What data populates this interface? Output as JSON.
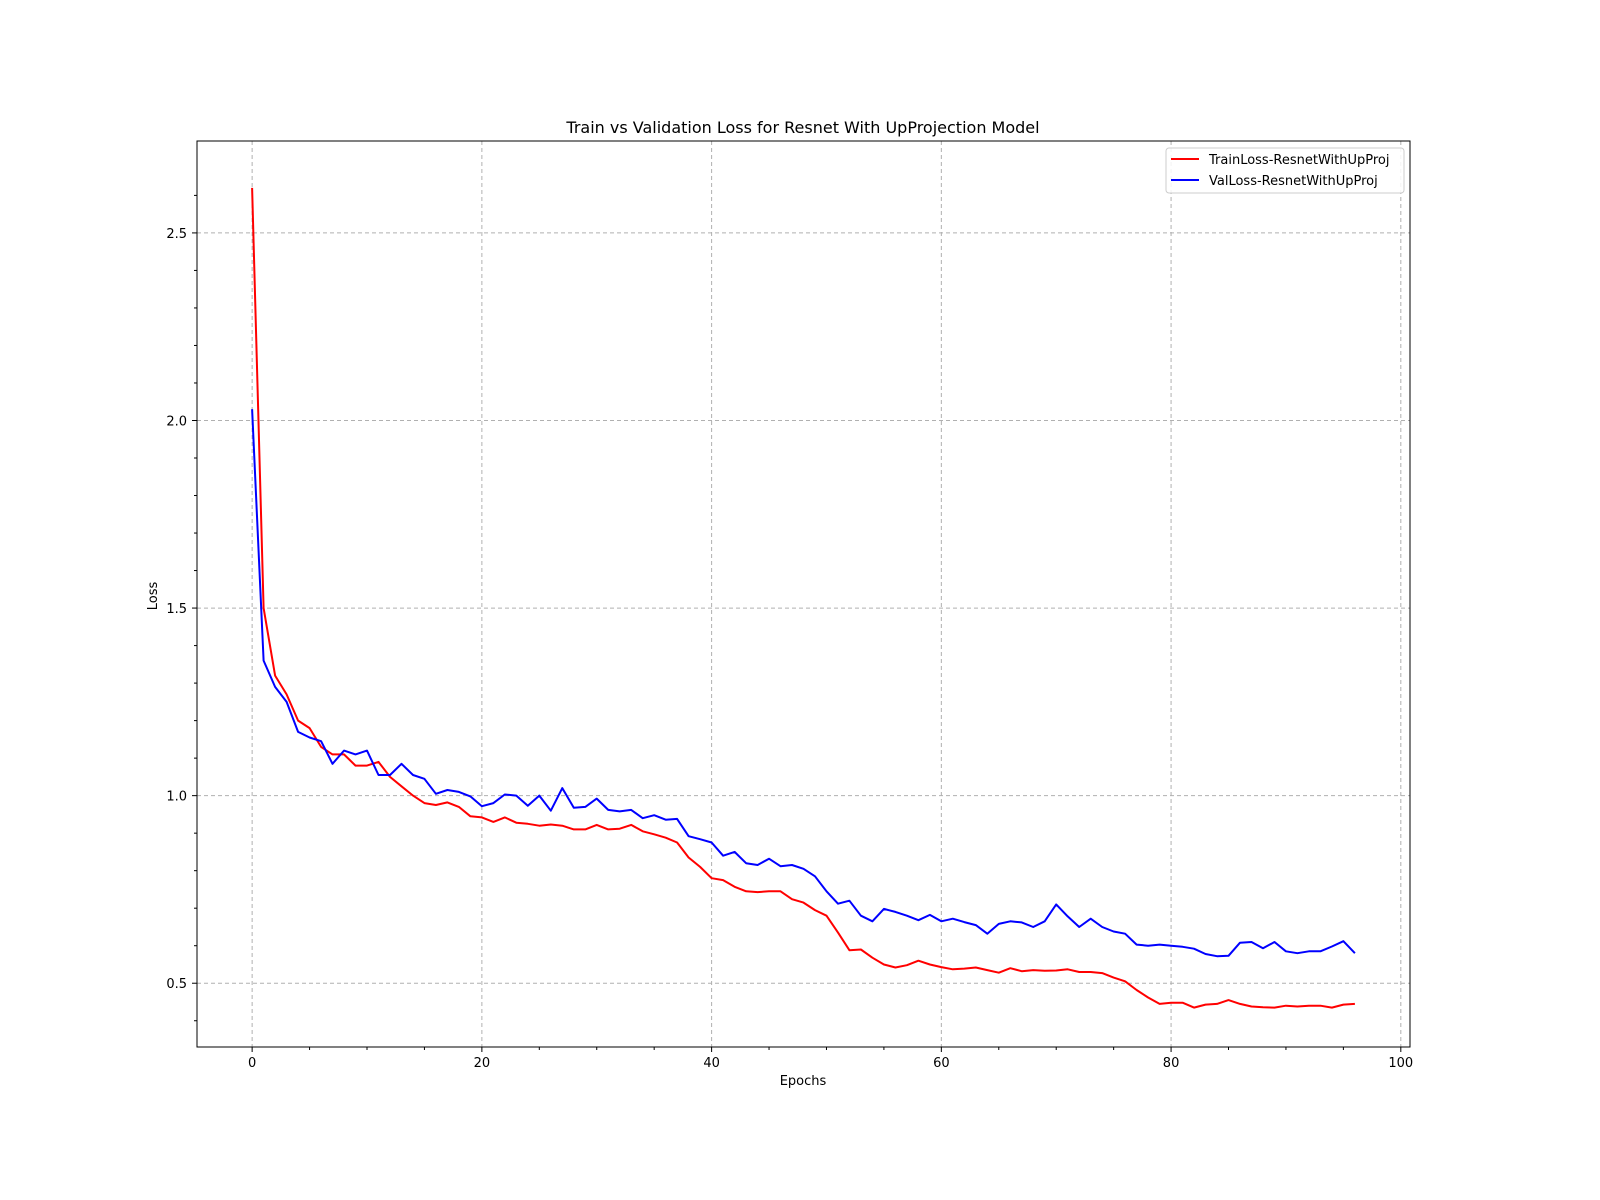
{
  "chart_data": {
    "type": "line",
    "title": "Train vs Validation Loss for Resnet With UpProjection Model",
    "xlabel": "Epochs",
    "ylabel": "Loss",
    "xlim": [
      -4.8,
      100.8
    ],
    "ylim": [
      0.33,
      2.745
    ],
    "xticks": [
      0,
      20,
      40,
      60,
      80,
      100
    ],
    "yticks": [
      0.5,
      1.0,
      1.5,
      2.0,
      2.5
    ],
    "xtick_labels": [
      "0",
      "20",
      "40",
      "60",
      "80",
      "100"
    ],
    "ytick_labels": [
      "0.5",
      "1.0",
      "1.5",
      "2.0",
      "2.5"
    ],
    "grid": true,
    "legend_position": "top-right",
    "series": [
      {
        "name": "TrainLoss-ResnetWithUpProj",
        "color": "#ff0000",
        "values": [
          2.62,
          1.5,
          1.32,
          1.27,
          1.2,
          1.18,
          1.13,
          1.11,
          1.11,
          1.08,
          1.08,
          1.09,
          1.05,
          1.025,
          1.0,
          0.98,
          0.975,
          0.982,
          0.97,
          0.945,
          0.942,
          0.93,
          0.942,
          0.928,
          0.925,
          0.92,
          0.923,
          0.92,
          0.91,
          0.91,
          0.922,
          0.91,
          0.912,
          0.922,
          0.905,
          0.897,
          0.888,
          0.875,
          0.835,
          0.81,
          0.78,
          0.775,
          0.757,
          0.745,
          0.743,
          0.745,
          0.745,
          0.724,
          0.715,
          0.695,
          0.68,
          0.635,
          0.588,
          0.59,
          0.568,
          0.55,
          0.542,
          0.548,
          0.56,
          0.55,
          0.543,
          0.537,
          0.539,
          0.542,
          0.535,
          0.528,
          0.54,
          0.532,
          0.535,
          0.533,
          0.534,
          0.537,
          0.53,
          0.53,
          0.527,
          0.515,
          0.505,
          0.482,
          0.462,
          0.445,
          0.448,
          0.448,
          0.435,
          0.443,
          0.445,
          0.455,
          0.445,
          0.438,
          0.436,
          0.435,
          0.44,
          0.438,
          0.44,
          0.44,
          0.435,
          0.443,
          0.445
        ]
      },
      {
        "name": "ValLoss-ResnetWithUpProj",
        "color": "#0000ff",
        "values": [
          2.03,
          1.36,
          1.29,
          1.25,
          1.17,
          1.155,
          1.145,
          1.085,
          1.12,
          1.11,
          1.12,
          1.055,
          1.055,
          1.085,
          1.055,
          1.045,
          1.005,
          1.015,
          1.01,
          0.998,
          0.972,
          0.98,
          1.003,
          1.0,
          0.973,
          1.0,
          0.96,
          1.02,
          0.968,
          0.97,
          0.992,
          0.962,
          0.958,
          0.962,
          0.94,
          0.948,
          0.936,
          0.938,
          0.892,
          0.884,
          0.875,
          0.84,
          0.85,
          0.82,
          0.815,
          0.832,
          0.812,
          0.815,
          0.805,
          0.785,
          0.745,
          0.712,
          0.72,
          0.68,
          0.665,
          0.698,
          0.69,
          0.68,
          0.668,
          0.682,
          0.665,
          0.672,
          0.663,
          0.655,
          0.632,
          0.658,
          0.665,
          0.662,
          0.65,
          0.665,
          0.71,
          0.678,
          0.65,
          0.672,
          0.65,
          0.638,
          0.632,
          0.603,
          0.6,
          0.603,
          0.6,
          0.597,
          0.592,
          0.578,
          0.572,
          0.573,
          0.608,
          0.61,
          0.593,
          0.61,
          0.585,
          0.58,
          0.585,
          0.585,
          0.598,
          0.612,
          0.58
        ]
      }
    ]
  }
}
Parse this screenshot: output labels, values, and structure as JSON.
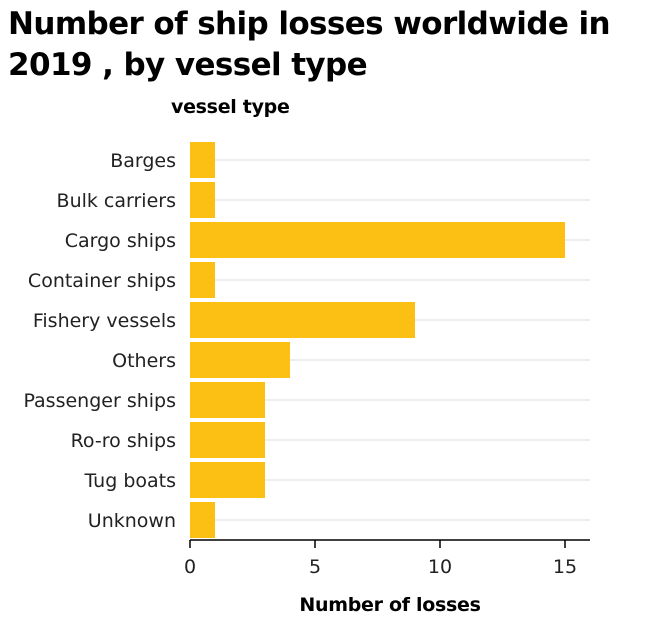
{
  "chart_data": {
    "type": "bar",
    "orientation": "horizontal",
    "title": "Number of ship losses worldwide in 2019 , by vessel type",
    "ylabel": "vessel type",
    "xlabel": "Number of losses",
    "categories": [
      "Barges",
      "Bulk carriers",
      "Cargo ships",
      "Container ships",
      "Fishery vessels",
      "Others",
      "Passenger ships",
      "Ro-ro ships",
      "Tug boats",
      "Unknown"
    ],
    "values": [
      1,
      1,
      15,
      1,
      9,
      4,
      3,
      3,
      3,
      1
    ],
    "xlim": [
      0,
      16
    ],
    "xticks": [
      0,
      5,
      10,
      15
    ],
    "grid": true,
    "bar_color": "#fcbf13",
    "grid_color": "#dddddd"
  }
}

▬▬▬▬▬▬

### [WHAT YOU SHOULD DO]
With the pictures left out, transcribe the material exactly.

### [OUTPUT BELOW]
What data populates this interface? Output as JSON.
{
  "chart_data": {
    "type": "line",
    "title": "Train vs Validation Loss for Resnet With UpProjection Model",
    "xlabel": "Epochs",
    "ylabel": "Loss",
    "xlim": [
      -4.8,
      100.8
    ],
    "ylim": [
      0.33,
      2.745
    ],
    "xticks": [
      0,
      20,
      40,
      60,
      80,
      100
    ],
    "yticks": [
      0.5,
      1.0,
      1.5,
      2.0,
      2.5
    ],
    "xtick_labels": [
      "0",
      "20",
      "40",
      "60",
      "80",
      "100"
    ],
    "ytick_labels": [
      "0.5",
      "1.0",
      "1.5",
      "2.0",
      "2.5"
    ],
    "grid": true,
    "legend_position": "top-right",
    "series": [
      {
        "name": "TrainLoss-ResnetWithUpProj",
        "color": "#ff0000",
        "values": [
          2.62,
          1.5,
          1.32,
          1.27,
          1.2,
          1.18,
          1.13,
          1.11,
          1.11,
          1.08,
          1.08,
          1.09,
          1.05,
          1.025,
          1.0,
          0.98,
          0.975,
          0.982,
          0.97,
          0.945,
          0.942,
          0.93,
          0.942,
          0.928,
          0.925,
          0.92,
          0.923,
          0.92,
          0.91,
          0.91,
          0.922,
          0.91,
          0.912,
          0.922,
          0.905,
          0.897,
          0.888,
          0.875,
          0.835,
          0.81,
          0.78,
          0.775,
          0.757,
          0.745,
          0.743,
          0.745,
          0.745,
          0.724,
          0.715,
          0.695,
          0.68,
          0.635,
          0.588,
          0.59,
          0.568,
          0.55,
          0.542,
          0.548,
          0.56,
          0.55,
          0.543,
          0.537,
          0.539,
          0.542,
          0.535,
          0.528,
          0.54,
          0.532,
          0.535,
          0.533,
          0.534,
          0.537,
          0.53,
          0.53,
          0.527,
          0.515,
          0.505,
          0.482,
          0.462,
          0.445,
          0.448,
          0.448,
          0.435,
          0.443,
          0.445,
          0.455,
          0.445,
          0.438,
          0.436,
          0.435,
          0.44,
          0.438,
          0.44,
          0.44,
          0.435,
          0.443,
          0.445
        ]
      },
      {
        "name": "ValLoss-ResnetWithUpProj",
        "color": "#0000ff",
        "values": [
          2.03,
          1.36,
          1.29,
          1.25,
          1.17,
          1.155,
          1.145,
          1.085,
          1.12,
          1.11,
          1.12,
          1.055,
          1.055,
          1.085,
          1.055,
          1.045,
          1.005,
          1.015,
          1.01,
          0.998,
          0.972,
          0.98,
          1.003,
          1.0,
          0.973,
          1.0,
          0.96,
          1.02,
          0.968,
          0.97,
          0.992,
          0.962,
          0.958,
          0.962,
          0.94,
          0.948,
          0.936,
          0.938,
          0.892,
          0.884,
          0.875,
          0.84,
          0.85,
          0.82,
          0.815,
          0.832,
          0.812,
          0.815,
          0.805,
          0.785,
          0.745,
          0.712,
          0.72,
          0.68,
          0.665,
          0.698,
          0.69,
          0.68,
          0.668,
          0.682,
          0.665,
          0.672,
          0.663,
          0.655,
          0.632,
          0.658,
          0.665,
          0.662,
          0.65,
          0.665,
          0.71,
          0.678,
          0.65,
          0.672,
          0.65,
          0.638,
          0.632,
          0.603,
          0.6,
          0.603,
          0.6,
          0.597,
          0.592,
          0.578,
          0.572,
          0.573,
          0.608,
          0.61,
          0.593,
          0.61,
          0.585,
          0.58,
          0.585,
          0.585,
          0.598,
          0.612,
          0.58
        ]
      }
    ]
  }
}
Parse this screenshot: output labels, values, and structure as JSON.
{
  "chart_data": {
    "type": "bar",
    "orientation": "horizontal",
    "title": "Number of ship losses worldwide in 2019 , by vessel type",
    "ylabel": "vessel type",
    "xlabel": "Number of losses",
    "categories": [
      "Barges",
      "Bulk carriers",
      "Cargo ships",
      "Container ships",
      "Fishery vessels",
      "Others",
      "Passenger ships",
      "Ro-ro ships",
      "Tug boats",
      "Unknown"
    ],
    "values": [
      1,
      1,
      15,
      1,
      9,
      4,
      3,
      3,
      3,
      1
    ],
    "xlim": [
      0,
      16
    ],
    "xticks": [
      0,
      5,
      10,
      15
    ],
    "grid": true,
    "bar_color": "#fcbf13",
    "grid_color": "#dddddd"
  }
}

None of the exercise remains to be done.